[Start of Document]

The first 'good' piece the composer considers he wrote as a student was the Suite for strings of 1948, Its up-beat opening in ¾ time was inspired by Elgar's Severn Suite for brass band which for some reason appealed to Butterworth. It was his first work to be broadcast by the BBC with the London String Orchestra under Maurice Miles but only on the Latin American Service on Short Wave. An in-house recording on a huge 20" disc was made of the broadcast which the composer was invited to hear but which, for contractual reasons, then had to be destroyed. What a waste! In 1952 Butterworth himself conducted two further performances of the work but no recordings were made and the work has recently been revived by the English Sinfonia at Stevenage on 26 October 1997.

Butterworth had better luck with the Sinfonietta of 1949, written very much under the influence of Vaughan Williams, which was accepted by the BBC and broadcast with the BBC Northern under John Hopkins in 1953 and later performed a few more times with other orchestras. Another piece inspired by Vaughan Williams was the Legend, dating from 1950, which he wrote for the Buxton Spa Orchestra of which at the time he was a member for the summer season of 1950. Butterworth took some lessons with VW at about this time when his influence was at its zenith and was told by the great man that eventually he would 'grow out of it' and that he was not then to think himself 'unfaithful' to him. A generous and perceptive comment to make to an incipient young composer with much potential inside him. Inspired he must always have been by this great figure in British music, but his mature music has followed a rather different path, being profoundly influenced by the spacious surroundings of the Airedale moors where he has made his home, not confined to the more parochial English countryside which once led Elisabeth Lutyens, that naughty girl, to condemn a whole generation of British composers as 'the cowpat school'. He might well have heeded another pronouncement coming from that provocative lady, namely 'If you are a composer, you bloody well compose!'

Butterworth has never ceased to compose throughout his professional life. Some pieces, relevant enough at the time they were written, he can now dismiss as being of no importance, but the core of his output is based on very solid foundations. His large-scale orchestral scores have an expansive Nordic quality almost unique in British music and may best be demonstrated in his four symphonies, the first of which was premiered by Sir John Barbirolli in 1957 and brought to the Proms in 1958, heralding what seemed at the time to be a powerful new British symphonist, Unfortunately Butterworth's broad atmospheric gestures, anchored in the tradition of an earlier generation were entirely out of tune with the changing fashions of the 1960s. Always true to himself and somewhat in conflict with the advice of his teacher, Richard Hall, he came to the fore at the wrong time and his music has never established itself in the way it deserves. He lists Elgar, Holst, Bliss, Ireland, Finzi and Bax (but not Delius) as composers from whose music be has received inspiration quite apart from Vaughan Williams but he feels real spiritual attachment to Sibelius and composers of the northern school. Perhaps his attraction for the wide open spaces which comes through so forcefully in so much of his music was first triggered by the experience of finding himself undergoing military training in Spey Bay near Lossiemouth in the highlands of Scotland at the start of his war service. He found it a remote and strangely mystical region which had a profound effect on him and which he has subsequently revisited in more benign circumstances, but the environment of the Yorkshire moors where he has made his home offers space enough to feed his inspiration. Not for nothing did he name his house at Embsay near Skipton, where he has lived with his wife and family for many years, 'Pohjola' after a Finnish legend of the Kalevala.

[End of Document]

Exercise task 1> Quote the Butterworth passage between "The first 'good'" and "26 October 1997.", inclusive.

[Start of Records for the exercise]

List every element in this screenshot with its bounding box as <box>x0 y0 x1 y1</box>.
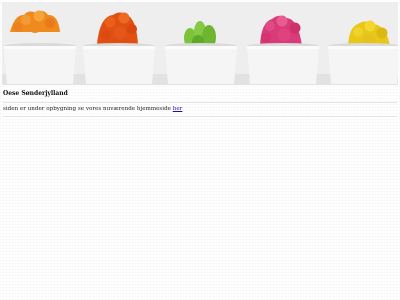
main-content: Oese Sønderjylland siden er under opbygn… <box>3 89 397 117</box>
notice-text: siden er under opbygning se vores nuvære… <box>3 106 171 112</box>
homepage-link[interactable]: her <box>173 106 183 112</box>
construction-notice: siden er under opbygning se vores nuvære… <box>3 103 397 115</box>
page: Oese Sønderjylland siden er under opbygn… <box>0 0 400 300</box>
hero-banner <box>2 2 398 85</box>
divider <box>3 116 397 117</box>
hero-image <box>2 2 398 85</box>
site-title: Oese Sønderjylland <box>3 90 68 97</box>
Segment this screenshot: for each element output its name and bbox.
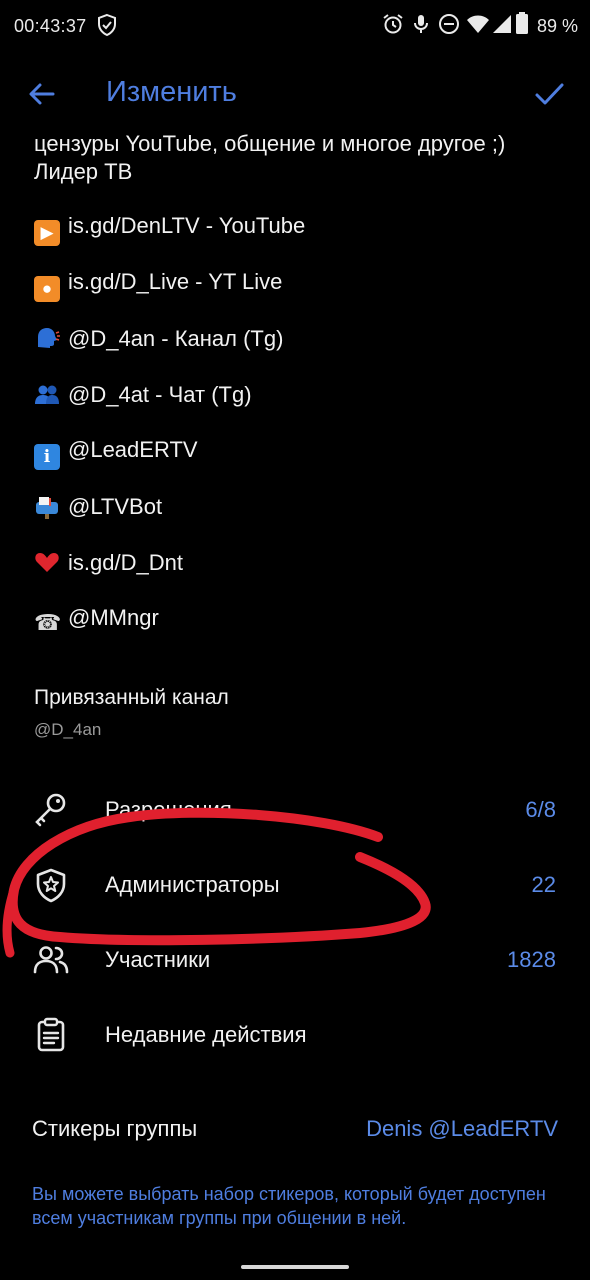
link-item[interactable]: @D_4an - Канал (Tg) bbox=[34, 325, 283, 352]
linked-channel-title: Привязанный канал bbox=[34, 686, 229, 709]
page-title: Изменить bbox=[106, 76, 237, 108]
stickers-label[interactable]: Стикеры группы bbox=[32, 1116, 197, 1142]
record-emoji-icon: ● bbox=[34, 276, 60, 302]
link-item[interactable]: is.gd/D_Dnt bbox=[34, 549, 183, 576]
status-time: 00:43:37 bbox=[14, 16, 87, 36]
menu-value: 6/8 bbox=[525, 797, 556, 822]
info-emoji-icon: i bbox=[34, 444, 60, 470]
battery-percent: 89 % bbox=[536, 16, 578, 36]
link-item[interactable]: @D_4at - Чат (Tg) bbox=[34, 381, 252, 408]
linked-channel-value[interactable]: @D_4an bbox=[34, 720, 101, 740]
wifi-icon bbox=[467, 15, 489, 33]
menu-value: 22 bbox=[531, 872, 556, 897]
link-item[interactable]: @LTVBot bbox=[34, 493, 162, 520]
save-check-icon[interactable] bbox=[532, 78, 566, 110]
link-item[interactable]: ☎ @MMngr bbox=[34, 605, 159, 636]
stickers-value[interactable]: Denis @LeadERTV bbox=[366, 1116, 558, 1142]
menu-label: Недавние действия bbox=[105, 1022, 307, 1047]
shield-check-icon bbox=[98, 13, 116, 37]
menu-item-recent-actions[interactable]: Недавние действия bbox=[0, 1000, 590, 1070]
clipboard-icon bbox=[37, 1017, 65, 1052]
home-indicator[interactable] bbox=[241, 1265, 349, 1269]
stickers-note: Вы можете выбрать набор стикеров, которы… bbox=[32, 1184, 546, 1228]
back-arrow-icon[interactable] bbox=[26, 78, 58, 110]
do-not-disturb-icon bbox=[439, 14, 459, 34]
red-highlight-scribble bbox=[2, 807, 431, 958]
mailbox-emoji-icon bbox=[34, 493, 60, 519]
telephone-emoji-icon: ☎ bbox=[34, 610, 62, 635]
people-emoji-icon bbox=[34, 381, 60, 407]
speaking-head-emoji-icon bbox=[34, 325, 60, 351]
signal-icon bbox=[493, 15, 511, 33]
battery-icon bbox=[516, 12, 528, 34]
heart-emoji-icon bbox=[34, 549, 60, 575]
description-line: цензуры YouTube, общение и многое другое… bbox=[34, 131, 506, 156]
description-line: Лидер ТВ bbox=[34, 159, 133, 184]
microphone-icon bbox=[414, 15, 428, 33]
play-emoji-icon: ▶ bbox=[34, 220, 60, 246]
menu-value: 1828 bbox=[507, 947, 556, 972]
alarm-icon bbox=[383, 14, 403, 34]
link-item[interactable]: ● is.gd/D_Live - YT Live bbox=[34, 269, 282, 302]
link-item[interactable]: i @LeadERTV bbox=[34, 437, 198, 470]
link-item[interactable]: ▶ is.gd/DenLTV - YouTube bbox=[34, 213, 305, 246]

[End of Records for the exercise]

Exercise task 2> Print the records from their start through the line holding "Segment this screenshot: for", inclusive, without the pictures.

Written reply 1>
The first 'good' piece the composer considers he wrote as a student was the Suite for strings of 1948, Its up-beat opening in ¾ time was inspired by Elgar's Severn Suite for brass band which for some reason appealed to Butterworth. It was his first work to be broadcast by the BBC with the London String Orchestra under Maurice Miles but only on the Latin American Service on Short Wave. An in-house recording on a huge 20" disc was made of the broadcast which the composer was invited to hear but which, for contractual reasons, then had to be destroyed. What a waste! In 1952 Butterworth himself conducted two further performances of the work but no recordings were made and the work has recently been revived by the English Sinfonia at Stevenage on 26 October 1997.

Written reply 2>
List every element in this screenshot with its bounding box as <box>x0 y0 x1 y1</box>.
main-content: Oese Sønderjylland siden er under opbygn… <box>3 89 397 117</box>
notice-text: siden er under opbygning se vores nuvære… <box>3 106 171 112</box>
homepage-link[interactable]: her <box>173 106 183 112</box>
construction-notice: siden er under opbygning se vores nuvære… <box>3 103 397 115</box>
page: Oese Sønderjylland siden er under opbygn… <box>0 0 400 300</box>
hero-banner <box>2 2 398 85</box>
divider <box>3 116 397 117</box>
hero-image <box>2 2 398 85</box>
site-title: Oese Sønderjylland <box>3 90 68 97</box>
Segment this screenshot: for each element output its name and bbox.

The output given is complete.